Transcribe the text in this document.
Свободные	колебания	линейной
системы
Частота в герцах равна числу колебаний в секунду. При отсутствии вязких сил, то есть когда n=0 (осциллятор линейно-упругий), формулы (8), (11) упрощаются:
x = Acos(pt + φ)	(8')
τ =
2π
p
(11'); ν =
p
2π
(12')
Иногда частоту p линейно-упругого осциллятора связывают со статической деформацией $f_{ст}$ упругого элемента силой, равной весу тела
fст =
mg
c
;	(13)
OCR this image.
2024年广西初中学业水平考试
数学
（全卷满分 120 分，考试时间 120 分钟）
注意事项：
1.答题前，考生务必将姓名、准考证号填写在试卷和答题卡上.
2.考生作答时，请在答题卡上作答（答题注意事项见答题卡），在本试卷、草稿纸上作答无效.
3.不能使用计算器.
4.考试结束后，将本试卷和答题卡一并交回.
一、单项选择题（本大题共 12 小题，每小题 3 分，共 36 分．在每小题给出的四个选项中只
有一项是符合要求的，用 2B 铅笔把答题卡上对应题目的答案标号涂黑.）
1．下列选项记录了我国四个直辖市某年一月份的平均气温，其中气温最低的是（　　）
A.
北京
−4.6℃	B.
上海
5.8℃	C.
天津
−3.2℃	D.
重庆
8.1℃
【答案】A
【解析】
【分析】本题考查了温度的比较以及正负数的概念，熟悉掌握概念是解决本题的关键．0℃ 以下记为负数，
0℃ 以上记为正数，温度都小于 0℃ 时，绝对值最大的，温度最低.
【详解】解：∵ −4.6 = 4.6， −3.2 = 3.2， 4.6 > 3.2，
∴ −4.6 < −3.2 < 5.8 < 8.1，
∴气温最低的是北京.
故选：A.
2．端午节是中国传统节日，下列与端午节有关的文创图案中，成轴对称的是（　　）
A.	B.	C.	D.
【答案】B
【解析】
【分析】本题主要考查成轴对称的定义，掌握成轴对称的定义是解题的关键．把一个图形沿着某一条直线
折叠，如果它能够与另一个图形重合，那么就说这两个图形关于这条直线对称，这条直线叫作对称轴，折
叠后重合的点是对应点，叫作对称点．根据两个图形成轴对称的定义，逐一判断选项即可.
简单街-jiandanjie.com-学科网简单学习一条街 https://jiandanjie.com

▶ **DIRECTIVE**: Each line in the data that holds the string "this" should be found and copied.

▶ **REPLY**:
Transcribe the text in this document.
OCR this image.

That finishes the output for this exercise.